DIRECTIONS FOR THIS TASK — The listing below is to be output in its exact form.

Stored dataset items

-- BEGIN --

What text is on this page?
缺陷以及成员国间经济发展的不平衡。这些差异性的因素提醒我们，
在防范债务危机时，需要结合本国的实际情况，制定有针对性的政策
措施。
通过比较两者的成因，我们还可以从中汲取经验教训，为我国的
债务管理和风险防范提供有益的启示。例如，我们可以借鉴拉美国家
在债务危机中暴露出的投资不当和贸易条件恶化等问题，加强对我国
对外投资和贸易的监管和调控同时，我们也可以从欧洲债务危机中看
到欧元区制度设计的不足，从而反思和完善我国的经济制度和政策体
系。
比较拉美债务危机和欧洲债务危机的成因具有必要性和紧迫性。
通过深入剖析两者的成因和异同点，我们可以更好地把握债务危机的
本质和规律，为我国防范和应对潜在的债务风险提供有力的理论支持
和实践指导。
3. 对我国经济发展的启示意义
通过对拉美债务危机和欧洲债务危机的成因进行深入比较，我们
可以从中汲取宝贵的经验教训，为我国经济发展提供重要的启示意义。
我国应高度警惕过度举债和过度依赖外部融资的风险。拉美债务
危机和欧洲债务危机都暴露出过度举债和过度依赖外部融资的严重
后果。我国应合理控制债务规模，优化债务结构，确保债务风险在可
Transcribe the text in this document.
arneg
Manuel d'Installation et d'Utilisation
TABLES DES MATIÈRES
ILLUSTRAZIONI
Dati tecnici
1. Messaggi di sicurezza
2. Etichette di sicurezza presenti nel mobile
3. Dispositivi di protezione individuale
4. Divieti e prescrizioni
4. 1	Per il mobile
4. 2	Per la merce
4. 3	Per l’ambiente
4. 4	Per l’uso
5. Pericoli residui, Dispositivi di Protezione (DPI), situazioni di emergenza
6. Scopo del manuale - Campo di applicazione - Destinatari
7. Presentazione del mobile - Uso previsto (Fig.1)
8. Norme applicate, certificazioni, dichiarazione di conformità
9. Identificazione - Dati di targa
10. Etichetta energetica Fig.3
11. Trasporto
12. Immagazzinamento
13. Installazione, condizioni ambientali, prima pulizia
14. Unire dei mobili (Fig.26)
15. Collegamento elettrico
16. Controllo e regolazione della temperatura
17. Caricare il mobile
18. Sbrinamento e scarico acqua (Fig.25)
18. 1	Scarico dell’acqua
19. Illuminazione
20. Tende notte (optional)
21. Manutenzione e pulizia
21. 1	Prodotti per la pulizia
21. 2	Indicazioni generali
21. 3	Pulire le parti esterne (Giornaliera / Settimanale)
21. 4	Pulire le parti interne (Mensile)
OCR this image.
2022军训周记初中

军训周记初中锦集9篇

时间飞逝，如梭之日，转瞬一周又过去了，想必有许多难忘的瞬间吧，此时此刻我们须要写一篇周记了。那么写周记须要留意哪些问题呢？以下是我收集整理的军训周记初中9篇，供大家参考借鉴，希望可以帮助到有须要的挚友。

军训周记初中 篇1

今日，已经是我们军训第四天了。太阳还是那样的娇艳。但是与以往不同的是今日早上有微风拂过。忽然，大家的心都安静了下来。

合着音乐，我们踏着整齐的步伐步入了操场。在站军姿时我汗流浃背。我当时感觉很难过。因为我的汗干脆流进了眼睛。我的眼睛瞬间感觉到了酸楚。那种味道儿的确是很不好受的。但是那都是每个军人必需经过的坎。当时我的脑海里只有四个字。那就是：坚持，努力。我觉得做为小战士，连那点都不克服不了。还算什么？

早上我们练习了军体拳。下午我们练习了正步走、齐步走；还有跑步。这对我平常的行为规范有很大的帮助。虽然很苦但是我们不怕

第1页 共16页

-- END --

THE RESULT —
What text is on this page?
缺陷以及成员国间经济发展的不平衡。这些差异性的因素提醒我们，
在防范债务危机时，需要结合本国的实际情况，制定有针对性的政策
措施。
通过比较两者的成因，我们还可以从中汲取经验教训，为我国的
债务管理和风险防范提供有益的启示。例如，我们可以借鉴拉美国家
在债务危机中暴露出的投资不当和贸易条件恶化等问题，加强对我国
对外投资和贸易的监管和调控同时，我们也可以从欧洲债务危机中看
到欧元区制度设计的不足，从而反思和完善我国的经济制度和政策体
系。
比较拉美债务危机和欧洲债务危机的成因具有必要性和紧迫性。
通过深入剖析两者的成因和异同点，我们可以更好地把握债务危机的
本质和规律，为我国防范和应对潜在的债务风险提供有力的理论支持
和实践指导。
3. 对我国经济发展的启示意义
通过对拉美债务危机和欧洲债务危机的成因进行深入比较，我们
可以从中汲取宝贵的经验教训，为我国经济发展提供重要的启示意义。
我国应高度警惕过度举债和过度依赖外部融资的风险。拉美债务
危机和欧洲债务危机都暴露出过度举债和过度依赖外部融资的严重
后果。我国应合理控制债务规模，优化债务结构，确保债务风险在可
Transcribe the text in this document.
arneg
Manuel d'Installation et d'Utilisation
TABLES DES MATIÈRES
ILLUSTRAZIONI
Dati tecnici
1. Messaggi di sicurezza
2. Etichette di sicurezza presenti nel mobile
3. Dispositivi di protezione individuale
4. Divieti e prescrizioni
4. 1	Per il mobile
4. 2	Per la merce
4. 3	Per l’ambiente
4. 4	Per l’uso
5. Pericoli residui, Dispositivi di Protezione (DPI), situazioni di emergenza
6. Scopo del manuale - Campo di applicazione - Destinatari
7. Presentazione del mobile - Uso previsto (Fig.1)
8. Norme applicate, certificazioni, dichiarazione di conformità
9. Identificazione - Dati di targa
10. Etichetta energetica Fig.3
11. Trasporto
12. Immagazzinamento
13. Installazione, condizioni ambientali, prima pulizia
14. Unire dei mobili (Fig.26)
15. Collegamento elettrico
16. Controllo e regolazione della temperatura
17. Caricare il mobile
18. Sbrinamento e scarico acqua (Fig.25)
18. 1	Scarico dell’acqua
19. Illuminazione
20. Tende notte (optional)
21. Manutenzione e pulizia
21. 1	Prodotti per la pulizia
21. 2	Indicazioni generali
21. 3	Pulire le parti esterne (Giornaliera / Settimanale)
21. 4	Pulire le parti interne (Mensile)
OCR this image.
2022军训周记初中

军训周记初中锦集9篇

时间飞逝，如梭之日，转瞬一周又过去了，想必有许多难忘的瞬间吧，此时此刻我们须要写一篇周记了。那么写周记须要留意哪些问题呢？以下是我收集整理的军训周记初中9篇，供大家参考借鉴，希望可以帮助到有须要的挚友。

军训周记初中 篇1

今日，已经是我们军训第四天了。太阳还是那样的娇艳。但是与以往不同的是今日早上有微风拂过。忽然，大家的心都安静了下来。

合着音乐，我们踏着整齐的步伐步入了操场。在站军姿时我汗流浃背。我当时感觉很难过。因为我的汗干脆流进了眼睛。我的眼睛瞬间感觉到了酸楚。那种味道儿的确是很不好受的。但是那都是每个军人必需经过的坎。当时我的脑海里只有四个字。那就是：坚持，努力。我觉得做为小战士，连那点都不克服不了。还算什么？

早上我们练习了军体拳。下午我们练习了正步走、齐步走；还有跑步。这对我平常的行为规范有很大的帮助。虽然很苦但是我们不怕

第1页 共16页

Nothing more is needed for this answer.